=== DO THIS ===
In the material below, identify each line bearing the word "color". Reproduce those lines.
****
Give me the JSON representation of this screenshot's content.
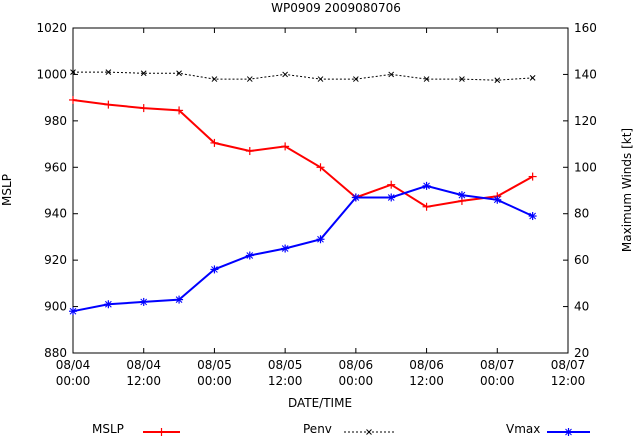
{
  "chart_data": {
    "type": "line",
    "title": "WP0909 2009080706",
    "xlabel": "DATE/TIME",
    "ylabel_left": "MSLP",
    "ylabel_right": "Maximum Winds [kt]",
    "ylim_left": [
      880,
      1020
    ],
    "ylim_right": [
      20,
      160
    ],
    "yticks_left": [
      "880",
      "900",
      "920",
      "940",
      "960",
      "980",
      "1000",
      "1020"
    ],
    "yticks_right": [
      "20",
      "40",
      "60",
      "80",
      "100",
      "120",
      "140",
      "160"
    ],
    "xticks": [
      {
        "date": "08/04",
        "time": "00:00"
      },
      {
        "date": "08/04",
        "time": "12:00"
      },
      {
        "date": "08/05",
        "time": "00:00"
      },
      {
        "date": "08/05",
        "time": "12:00"
      },
      {
        "date": "08/06",
        "time": "00:00"
      },
      {
        "date": "08/06",
        "time": "12:00"
      },
      {
        "date": "08/07",
        "time": "00:00"
      },
      {
        "date": "08/07",
        "time": "12:00"
      }
    ],
    "x": [
      "08/04 00:00",
      "08/04 06:00",
      "08/04 12:00",
      "08/04 18:00",
      "08/05 00:00",
      "08/05 06:00",
      "08/05 12:00",
      "08/05 18:00",
      "08/06 00:00",
      "08/06 06:00",
      "08/06 12:00",
      "08/06 18:00",
      "08/07 00:00",
      "08/07 06:00"
    ],
    "series": [
      {
        "name": "MSLP",
        "axis": "left",
        "color": "#ff0000",
        "marker": "plus",
        "values": [
          989,
          987,
          985.5,
          984.5,
          970.5,
          967,
          969,
          960,
          947,
          952.5,
          943,
          945.5,
          947.5,
          956
        ]
      },
      {
        "name": "Penv",
        "axis": "left",
        "color": "#000000",
        "marker": "cross",
        "dashed": true,
        "values": [
          1001,
          1001,
          1000.5,
          1000.5,
          998,
          998,
          1000,
          998,
          998,
          1000,
          998,
          998,
          997.5,
          998.5
        ]
      },
      {
        "name": "Vmax",
        "axis": "right",
        "color": "#0000ff",
        "marker": "star",
        "values": [
          38,
          41,
          42,
          43,
          56,
          62,
          65,
          69,
          87,
          87,
          92,
          88,
          86,
          79
        ]
      }
    ],
    "legend_placement": "bottom",
    "grid": false
  }
}
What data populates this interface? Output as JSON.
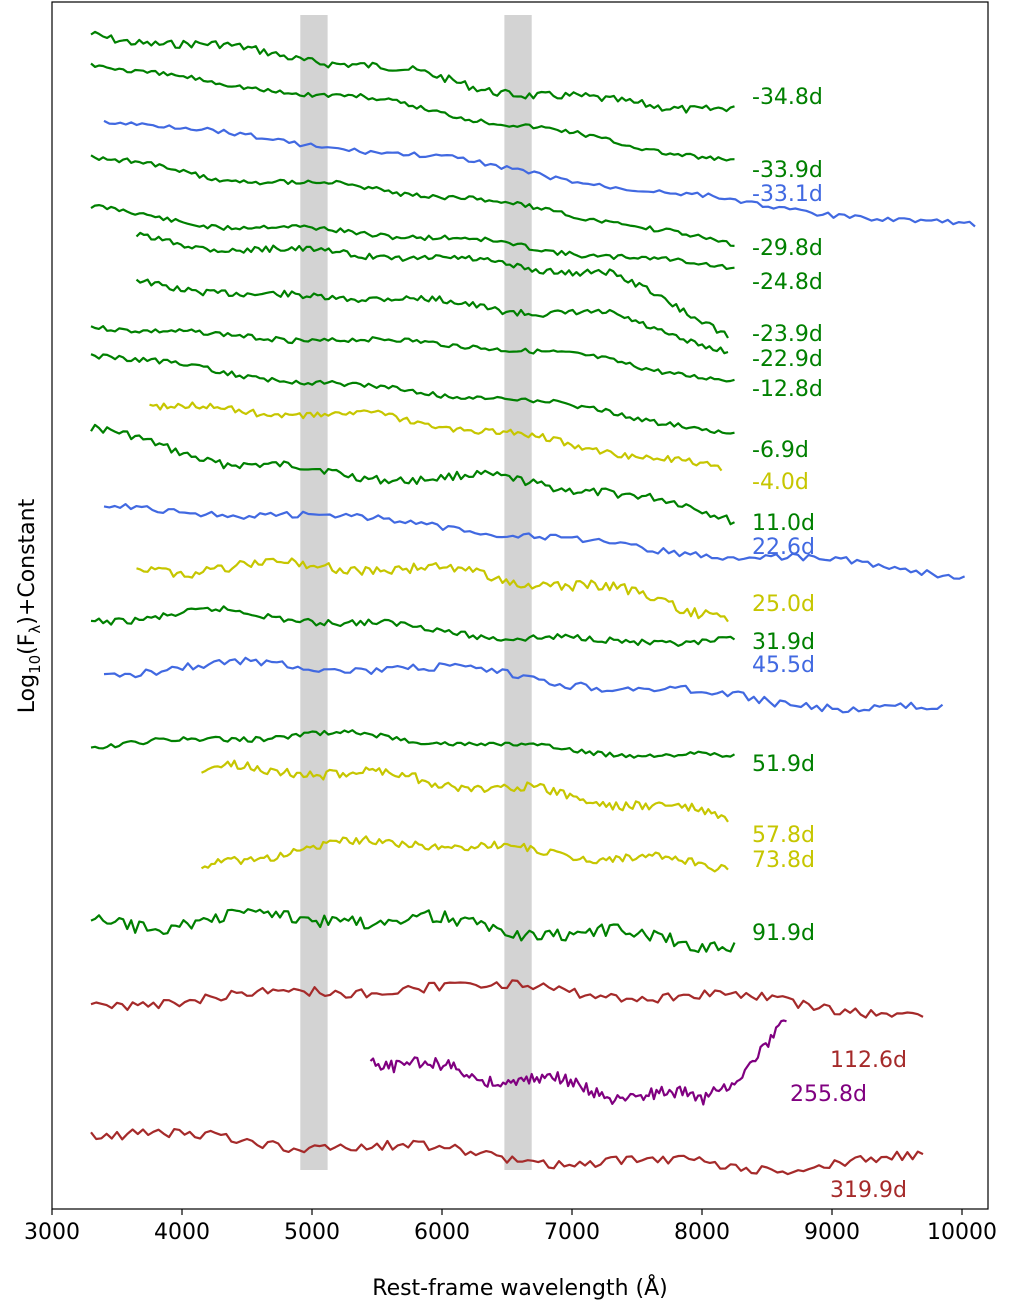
****
=== CORRECT OUTPUT ===
        "color": "#ff0000",
        "color": "#000000",
        "color": "#0000ff",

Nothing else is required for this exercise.